Materials provided:
= = = = =

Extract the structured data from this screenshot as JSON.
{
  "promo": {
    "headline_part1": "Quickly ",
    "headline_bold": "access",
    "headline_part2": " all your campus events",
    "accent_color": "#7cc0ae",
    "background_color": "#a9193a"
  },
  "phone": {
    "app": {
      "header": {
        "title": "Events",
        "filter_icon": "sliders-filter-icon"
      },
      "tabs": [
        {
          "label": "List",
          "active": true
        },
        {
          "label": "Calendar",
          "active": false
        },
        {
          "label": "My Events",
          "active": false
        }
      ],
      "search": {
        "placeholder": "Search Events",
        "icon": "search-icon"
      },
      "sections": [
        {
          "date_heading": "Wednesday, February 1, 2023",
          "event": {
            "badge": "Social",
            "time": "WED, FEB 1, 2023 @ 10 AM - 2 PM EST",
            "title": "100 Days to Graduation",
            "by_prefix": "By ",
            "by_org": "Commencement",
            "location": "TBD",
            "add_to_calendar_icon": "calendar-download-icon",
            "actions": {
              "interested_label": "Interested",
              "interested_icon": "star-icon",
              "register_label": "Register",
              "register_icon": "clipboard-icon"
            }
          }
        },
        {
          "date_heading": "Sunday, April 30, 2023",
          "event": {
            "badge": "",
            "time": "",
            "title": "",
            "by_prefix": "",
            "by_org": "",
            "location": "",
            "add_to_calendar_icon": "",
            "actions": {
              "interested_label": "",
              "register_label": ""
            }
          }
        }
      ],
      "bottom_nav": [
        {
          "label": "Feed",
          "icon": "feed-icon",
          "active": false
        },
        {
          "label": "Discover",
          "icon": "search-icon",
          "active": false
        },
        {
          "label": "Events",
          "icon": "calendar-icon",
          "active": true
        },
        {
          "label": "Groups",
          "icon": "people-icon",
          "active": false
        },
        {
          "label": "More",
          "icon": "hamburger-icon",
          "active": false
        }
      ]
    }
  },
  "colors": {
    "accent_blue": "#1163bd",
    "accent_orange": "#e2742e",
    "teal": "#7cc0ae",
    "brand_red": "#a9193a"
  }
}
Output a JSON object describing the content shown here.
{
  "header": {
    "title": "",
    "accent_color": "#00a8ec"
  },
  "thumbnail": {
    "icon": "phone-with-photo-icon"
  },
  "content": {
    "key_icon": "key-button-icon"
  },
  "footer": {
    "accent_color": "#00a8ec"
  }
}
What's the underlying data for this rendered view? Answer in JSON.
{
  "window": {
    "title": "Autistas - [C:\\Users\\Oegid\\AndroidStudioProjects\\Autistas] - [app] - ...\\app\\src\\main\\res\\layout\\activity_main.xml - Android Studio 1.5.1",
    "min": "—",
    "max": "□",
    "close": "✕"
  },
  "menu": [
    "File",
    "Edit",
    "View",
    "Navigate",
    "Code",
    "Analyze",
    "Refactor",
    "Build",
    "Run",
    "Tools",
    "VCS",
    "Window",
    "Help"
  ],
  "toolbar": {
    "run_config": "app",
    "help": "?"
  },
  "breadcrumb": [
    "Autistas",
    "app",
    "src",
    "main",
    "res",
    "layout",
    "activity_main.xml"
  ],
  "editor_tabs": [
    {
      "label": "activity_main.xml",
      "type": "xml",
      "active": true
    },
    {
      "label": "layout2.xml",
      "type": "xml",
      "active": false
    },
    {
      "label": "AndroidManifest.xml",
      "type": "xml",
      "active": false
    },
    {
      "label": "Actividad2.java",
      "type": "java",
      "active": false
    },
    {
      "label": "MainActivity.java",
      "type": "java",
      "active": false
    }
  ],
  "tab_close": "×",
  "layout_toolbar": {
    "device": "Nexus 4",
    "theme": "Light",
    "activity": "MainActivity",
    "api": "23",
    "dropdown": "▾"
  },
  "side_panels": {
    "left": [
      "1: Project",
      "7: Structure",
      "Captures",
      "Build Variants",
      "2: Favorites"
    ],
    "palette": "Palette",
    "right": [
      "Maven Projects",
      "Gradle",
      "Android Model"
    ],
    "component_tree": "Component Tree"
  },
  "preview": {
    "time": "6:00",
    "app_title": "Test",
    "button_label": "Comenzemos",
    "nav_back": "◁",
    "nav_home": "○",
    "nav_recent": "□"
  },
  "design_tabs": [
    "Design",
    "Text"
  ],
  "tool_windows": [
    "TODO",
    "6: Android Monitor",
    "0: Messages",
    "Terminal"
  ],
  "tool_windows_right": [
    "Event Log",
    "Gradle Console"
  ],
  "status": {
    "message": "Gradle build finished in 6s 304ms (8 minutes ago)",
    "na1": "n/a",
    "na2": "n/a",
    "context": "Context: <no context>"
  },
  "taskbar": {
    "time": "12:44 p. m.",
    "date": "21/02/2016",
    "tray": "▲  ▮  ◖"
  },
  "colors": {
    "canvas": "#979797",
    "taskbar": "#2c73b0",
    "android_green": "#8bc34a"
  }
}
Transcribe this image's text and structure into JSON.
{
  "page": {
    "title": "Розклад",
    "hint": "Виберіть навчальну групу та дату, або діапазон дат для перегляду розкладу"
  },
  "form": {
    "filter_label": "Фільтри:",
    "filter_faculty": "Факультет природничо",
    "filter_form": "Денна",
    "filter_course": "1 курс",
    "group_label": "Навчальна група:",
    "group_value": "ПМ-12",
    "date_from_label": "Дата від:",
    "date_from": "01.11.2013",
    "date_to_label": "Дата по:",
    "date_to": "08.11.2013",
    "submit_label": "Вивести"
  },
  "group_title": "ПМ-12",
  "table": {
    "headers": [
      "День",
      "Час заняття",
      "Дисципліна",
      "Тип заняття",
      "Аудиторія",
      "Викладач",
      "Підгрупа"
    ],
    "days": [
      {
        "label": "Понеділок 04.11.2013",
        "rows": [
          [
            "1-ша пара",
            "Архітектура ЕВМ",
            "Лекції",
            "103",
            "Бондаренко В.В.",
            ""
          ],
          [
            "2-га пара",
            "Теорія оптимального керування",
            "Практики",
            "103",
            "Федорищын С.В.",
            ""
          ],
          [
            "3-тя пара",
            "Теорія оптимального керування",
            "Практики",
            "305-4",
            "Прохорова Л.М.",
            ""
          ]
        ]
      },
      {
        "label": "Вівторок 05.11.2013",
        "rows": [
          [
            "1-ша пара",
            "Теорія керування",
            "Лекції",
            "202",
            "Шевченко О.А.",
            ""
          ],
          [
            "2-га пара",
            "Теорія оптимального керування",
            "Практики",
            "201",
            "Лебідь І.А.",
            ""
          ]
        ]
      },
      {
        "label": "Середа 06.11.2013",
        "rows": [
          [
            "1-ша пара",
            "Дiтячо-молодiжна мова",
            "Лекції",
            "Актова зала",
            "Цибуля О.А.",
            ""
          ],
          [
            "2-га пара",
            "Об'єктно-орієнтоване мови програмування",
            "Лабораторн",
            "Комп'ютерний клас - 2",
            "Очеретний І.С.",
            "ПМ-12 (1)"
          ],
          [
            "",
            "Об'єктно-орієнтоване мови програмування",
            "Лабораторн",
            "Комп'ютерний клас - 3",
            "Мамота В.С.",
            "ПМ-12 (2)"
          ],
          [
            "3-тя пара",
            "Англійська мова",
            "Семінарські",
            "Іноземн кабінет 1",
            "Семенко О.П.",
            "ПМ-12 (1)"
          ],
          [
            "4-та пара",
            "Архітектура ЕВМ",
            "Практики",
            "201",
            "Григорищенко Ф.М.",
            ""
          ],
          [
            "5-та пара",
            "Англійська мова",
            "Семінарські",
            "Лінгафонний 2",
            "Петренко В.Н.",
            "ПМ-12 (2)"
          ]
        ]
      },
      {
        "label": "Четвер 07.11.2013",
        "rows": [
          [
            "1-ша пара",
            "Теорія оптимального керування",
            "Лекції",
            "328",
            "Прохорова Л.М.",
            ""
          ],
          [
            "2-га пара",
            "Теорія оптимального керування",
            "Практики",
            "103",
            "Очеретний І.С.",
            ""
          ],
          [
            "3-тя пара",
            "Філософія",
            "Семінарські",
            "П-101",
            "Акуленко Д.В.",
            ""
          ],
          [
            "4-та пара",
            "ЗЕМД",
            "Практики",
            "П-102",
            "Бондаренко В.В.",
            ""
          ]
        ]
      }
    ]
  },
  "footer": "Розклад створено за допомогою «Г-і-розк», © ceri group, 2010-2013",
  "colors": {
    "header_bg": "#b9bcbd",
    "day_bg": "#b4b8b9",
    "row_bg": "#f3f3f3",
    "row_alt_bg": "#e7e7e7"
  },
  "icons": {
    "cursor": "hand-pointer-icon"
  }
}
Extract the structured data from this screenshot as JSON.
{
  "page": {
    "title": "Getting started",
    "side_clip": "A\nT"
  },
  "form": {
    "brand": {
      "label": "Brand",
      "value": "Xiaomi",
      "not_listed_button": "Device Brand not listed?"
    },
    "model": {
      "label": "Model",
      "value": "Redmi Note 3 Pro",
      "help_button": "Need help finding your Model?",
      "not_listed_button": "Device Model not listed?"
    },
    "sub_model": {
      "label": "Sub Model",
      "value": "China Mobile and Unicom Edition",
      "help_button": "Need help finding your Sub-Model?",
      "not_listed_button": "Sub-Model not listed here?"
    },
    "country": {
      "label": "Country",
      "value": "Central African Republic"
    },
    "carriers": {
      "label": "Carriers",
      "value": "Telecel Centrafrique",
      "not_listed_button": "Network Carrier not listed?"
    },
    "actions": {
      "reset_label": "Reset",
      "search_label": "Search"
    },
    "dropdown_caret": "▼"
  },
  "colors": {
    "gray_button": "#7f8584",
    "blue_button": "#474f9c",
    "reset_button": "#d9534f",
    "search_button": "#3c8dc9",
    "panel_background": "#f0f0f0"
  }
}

= = = = =

Your task: Return every line holding the word "time" from the records.

Written answer:
            "time": "WED, FEB 1, 2023 @ 10 AM - 2 PM EST",
            "time": "",
    "time": "6:00",
    "time": "12:44 p. m.",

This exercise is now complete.